Problem to work on -
From the entries that follow, pick out all lines holding "стандарте".

Excerpted data -
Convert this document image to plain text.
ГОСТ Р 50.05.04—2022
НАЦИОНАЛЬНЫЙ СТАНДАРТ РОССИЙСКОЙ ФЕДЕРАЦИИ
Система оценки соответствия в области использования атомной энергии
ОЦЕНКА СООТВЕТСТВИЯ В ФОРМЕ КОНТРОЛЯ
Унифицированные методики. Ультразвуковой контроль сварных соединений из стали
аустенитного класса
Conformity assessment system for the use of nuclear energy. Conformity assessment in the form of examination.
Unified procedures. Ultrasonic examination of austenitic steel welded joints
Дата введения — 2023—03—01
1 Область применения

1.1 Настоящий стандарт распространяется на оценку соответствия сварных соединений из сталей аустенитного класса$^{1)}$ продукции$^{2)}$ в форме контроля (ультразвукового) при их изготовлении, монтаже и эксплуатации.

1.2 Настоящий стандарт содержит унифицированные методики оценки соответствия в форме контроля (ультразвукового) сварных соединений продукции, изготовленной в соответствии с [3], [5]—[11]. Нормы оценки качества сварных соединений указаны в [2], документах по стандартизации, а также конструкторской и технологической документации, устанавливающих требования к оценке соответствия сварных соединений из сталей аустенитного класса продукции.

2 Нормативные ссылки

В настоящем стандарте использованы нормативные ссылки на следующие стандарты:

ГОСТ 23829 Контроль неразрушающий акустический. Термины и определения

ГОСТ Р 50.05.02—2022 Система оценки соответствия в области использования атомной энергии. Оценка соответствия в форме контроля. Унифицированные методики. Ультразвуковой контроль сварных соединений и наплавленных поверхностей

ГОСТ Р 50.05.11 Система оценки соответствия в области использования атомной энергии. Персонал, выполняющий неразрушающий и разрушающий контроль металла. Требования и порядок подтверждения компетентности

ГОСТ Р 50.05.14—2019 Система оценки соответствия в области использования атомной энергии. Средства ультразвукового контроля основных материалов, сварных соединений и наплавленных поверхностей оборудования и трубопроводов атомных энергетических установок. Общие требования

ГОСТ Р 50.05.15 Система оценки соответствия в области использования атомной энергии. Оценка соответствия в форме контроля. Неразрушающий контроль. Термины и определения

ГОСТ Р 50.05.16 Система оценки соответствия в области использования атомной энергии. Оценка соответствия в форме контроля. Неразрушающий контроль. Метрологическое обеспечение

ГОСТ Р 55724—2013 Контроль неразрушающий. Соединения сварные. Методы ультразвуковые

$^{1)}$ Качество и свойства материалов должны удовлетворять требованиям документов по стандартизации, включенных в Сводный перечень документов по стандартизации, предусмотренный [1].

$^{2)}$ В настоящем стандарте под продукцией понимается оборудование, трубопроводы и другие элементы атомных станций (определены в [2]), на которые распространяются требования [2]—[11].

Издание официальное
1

The response -
В настоящем стандарте использованы нормативные ссылки на следующие стандарты:
$^{2)}$ В настоящем стандарте под продукцией понимается оборудование, трубопроводы и другие элементы атомных станций (определены в [2]), на которые распространяются требования [2]—[11].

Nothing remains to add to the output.